Publie le mercoledì 13 aprile 2005 par Open-Publishing

Dazibao Religioni America Latina

Quell’incontro inedito fra Giovanni Paolo II e Fidel Castro che regalò all’Avana la solidarietà della chiesa cattolica. Un evento che pochi hanno ricordato

di GIANNI MINA’

Solo tre mesi fa Giovanni Paolo II, ricevendo Raul Roha, il nuovo ambasciatore cubano presso la Santa Sede, figlio di un diplomatico che ha fatto epoca nella faticosa storia della rivoluzione, aveva esplicitamente riaffermato l’ingiustizia e l’indecenza dell’embargo che da più di 40 anni i governi degli Stati Uniti hanno applicato, senza alcuna ragione, contro l’isola, e si era augurato una prossima cancellazione di questa sanzione unilaterale e ormai fuori della storia. Di quelle parole di critica e di rifiuto in Italia solo il manifesto e la rivista Latinoamerica avevano dato notizia, perché anche Giovanni Paolo II "il Grande", quando tuonava contro la scellerata guerra in Iraq o la ferocia dell’economia neoliberista, o esprimeva solidarietà a Cuba, veniva nascosto nelle pagine dei giornali o tra le notizie televisive meno importanti, insomma censurato.

E questo atteggiamento non è cambiato nemmeno quando, nei giorni della sua agonia e della sua morte, accompagnata da un’alluvione di articoli sul suo pontificato, è stata elusa, quasi dimenticata o al massimo citata di sfuggita senza nessun tipo di approfondimento, la sua visita a Cuba dal 21 al 25 gennaio del 1998.

------------------------

COMPITO 1:
Riproduca fedelmente la parte dei record che inizia con la riga contenente "column-header[interactable]: Name (86, 358, 142, 377)" e si chiude con la riga contenente "collapse-toggle-icon[interactable]: − (17, 173, 26, 182)", comprese entrambe.

------------------------

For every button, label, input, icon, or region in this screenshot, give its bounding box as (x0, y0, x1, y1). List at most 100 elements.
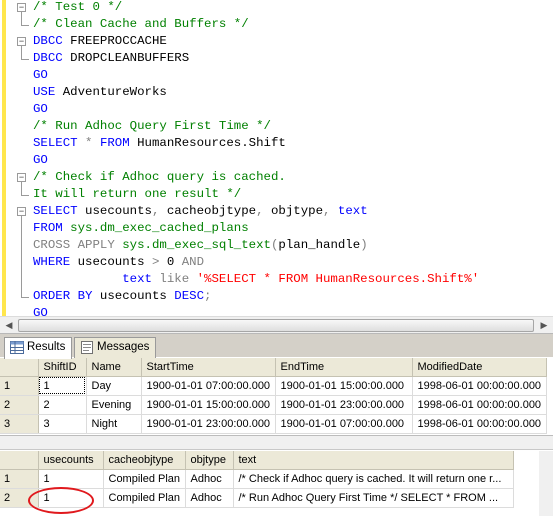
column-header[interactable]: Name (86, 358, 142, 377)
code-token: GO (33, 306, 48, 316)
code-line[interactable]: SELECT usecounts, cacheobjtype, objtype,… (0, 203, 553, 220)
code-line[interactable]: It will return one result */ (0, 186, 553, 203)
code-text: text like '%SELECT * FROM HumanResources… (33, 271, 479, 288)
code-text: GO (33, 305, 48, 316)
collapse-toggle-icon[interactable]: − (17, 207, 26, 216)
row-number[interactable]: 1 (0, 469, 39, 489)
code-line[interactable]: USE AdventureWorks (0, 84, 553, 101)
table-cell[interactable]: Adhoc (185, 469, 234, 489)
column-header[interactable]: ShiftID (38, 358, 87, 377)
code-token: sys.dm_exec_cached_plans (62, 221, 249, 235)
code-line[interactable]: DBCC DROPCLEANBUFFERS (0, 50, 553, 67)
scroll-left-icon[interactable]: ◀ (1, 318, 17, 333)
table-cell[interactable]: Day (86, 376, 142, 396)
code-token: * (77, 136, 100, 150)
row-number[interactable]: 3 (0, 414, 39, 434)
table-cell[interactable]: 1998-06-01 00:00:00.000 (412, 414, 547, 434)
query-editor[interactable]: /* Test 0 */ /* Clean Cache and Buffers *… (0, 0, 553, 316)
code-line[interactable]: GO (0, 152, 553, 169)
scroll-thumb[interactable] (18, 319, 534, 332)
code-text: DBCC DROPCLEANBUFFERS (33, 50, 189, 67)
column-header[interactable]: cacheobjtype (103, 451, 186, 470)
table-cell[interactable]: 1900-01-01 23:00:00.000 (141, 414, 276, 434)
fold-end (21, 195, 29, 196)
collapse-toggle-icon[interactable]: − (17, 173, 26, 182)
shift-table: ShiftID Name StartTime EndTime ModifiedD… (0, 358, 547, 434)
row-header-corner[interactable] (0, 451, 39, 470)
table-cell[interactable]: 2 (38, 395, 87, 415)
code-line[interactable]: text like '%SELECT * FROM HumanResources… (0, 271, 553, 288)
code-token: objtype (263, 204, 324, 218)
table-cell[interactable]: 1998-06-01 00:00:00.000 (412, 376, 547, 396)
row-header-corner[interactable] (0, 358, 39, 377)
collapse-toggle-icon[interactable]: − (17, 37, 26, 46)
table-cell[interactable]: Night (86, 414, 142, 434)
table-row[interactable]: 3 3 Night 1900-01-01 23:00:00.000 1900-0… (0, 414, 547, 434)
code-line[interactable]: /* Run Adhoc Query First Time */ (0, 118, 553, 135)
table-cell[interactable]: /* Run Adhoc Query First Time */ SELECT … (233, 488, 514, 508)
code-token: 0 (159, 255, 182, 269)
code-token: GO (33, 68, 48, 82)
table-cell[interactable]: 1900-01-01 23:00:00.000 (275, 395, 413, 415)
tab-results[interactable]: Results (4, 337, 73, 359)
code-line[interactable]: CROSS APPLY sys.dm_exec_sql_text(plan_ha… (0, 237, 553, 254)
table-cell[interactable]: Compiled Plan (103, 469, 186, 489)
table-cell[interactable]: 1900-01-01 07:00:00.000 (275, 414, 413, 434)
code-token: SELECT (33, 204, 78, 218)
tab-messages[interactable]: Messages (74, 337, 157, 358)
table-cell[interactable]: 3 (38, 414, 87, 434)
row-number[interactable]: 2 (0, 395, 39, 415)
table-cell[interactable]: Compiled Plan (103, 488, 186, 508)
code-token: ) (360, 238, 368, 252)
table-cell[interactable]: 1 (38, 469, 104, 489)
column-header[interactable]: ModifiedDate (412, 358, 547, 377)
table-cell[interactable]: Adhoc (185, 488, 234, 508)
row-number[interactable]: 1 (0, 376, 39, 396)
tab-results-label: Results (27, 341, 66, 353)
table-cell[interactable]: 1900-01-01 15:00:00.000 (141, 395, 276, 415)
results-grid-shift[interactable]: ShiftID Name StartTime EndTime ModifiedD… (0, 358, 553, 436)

------------------------

COMPITO 2:
Risponda alle seguenti domande sull'articolo relativo alla visita di Giovanni Paolo II a Cuba.
(a) Come si chiama il nuovo ambasciatore cubano presso la Santa Sede ricevuto dal papa?
(b) Quali due testate italiane avevano dato notizia delle parole di critica del papa contro l'embargo?
(c) In quali giorni si svolse la visita del papa a Cuba?

RISULTATO 1:
column-header[interactable]: Name (86, 358, 142, 377)
code-token: GO (33, 306, 48, 316)
code-line[interactable]: SELECT usecounts, cacheobjtype, objtype,… (0, 203, 553, 220)
code-line[interactable]: It will return one result */ (0, 186, 553, 203)
code-text: text like '%SELECT * FROM HumanResources… (33, 271, 479, 288)
code-text: GO (33, 305, 48, 316)
collapse-toggle-icon[interactable]: − (17, 207, 26, 216)
row-number[interactable]: 1 (0, 469, 39, 489)
code-line[interactable]: USE AdventureWorks (0, 84, 553, 101)
table-cell[interactable]: Adhoc (185, 469, 234, 489)
column-header[interactable]: ShiftID (38, 358, 87, 377)
code-token: sys.dm_exec_cached_plans (62, 221, 249, 235)
code-line[interactable]: DBCC DROPCLEANBUFFERS (0, 50, 553, 67)
scroll-left-icon[interactable]: ◀ (1, 318, 17, 333)
table-cell[interactable]: Day (86, 376, 142, 396)
code-token: * (77, 136, 100, 150)
row-number[interactable]: 3 (0, 414, 39, 434)
table-cell[interactable]: 1998-06-01 00:00:00.000 (412, 414, 547, 434)
query-editor[interactable]: /* Test 0 */ /* Clean Cache and Buffers *… (0, 0, 553, 316)
code-line[interactable]: GO (0, 152, 553, 169)
scroll-thumb[interactable] (18, 319, 534, 332)
code-text: DBCC DROPCLEANBUFFERS (33, 50, 189, 67)
column-header[interactable]: cacheobjtype (103, 451, 186, 470)
table-cell[interactable]: 1900-01-01 23:00:00.000 (141, 414, 276, 434)
fold-end (21, 195, 29, 196)
collapse-toggle-icon[interactable]: − (17, 173, 26, 182)

RISULTATO 2:
(a) Raul Roha.
(b) Il manifesto e la rivista Latinoamerica.
(c) Dal 21 al 25 gennaio del 1998.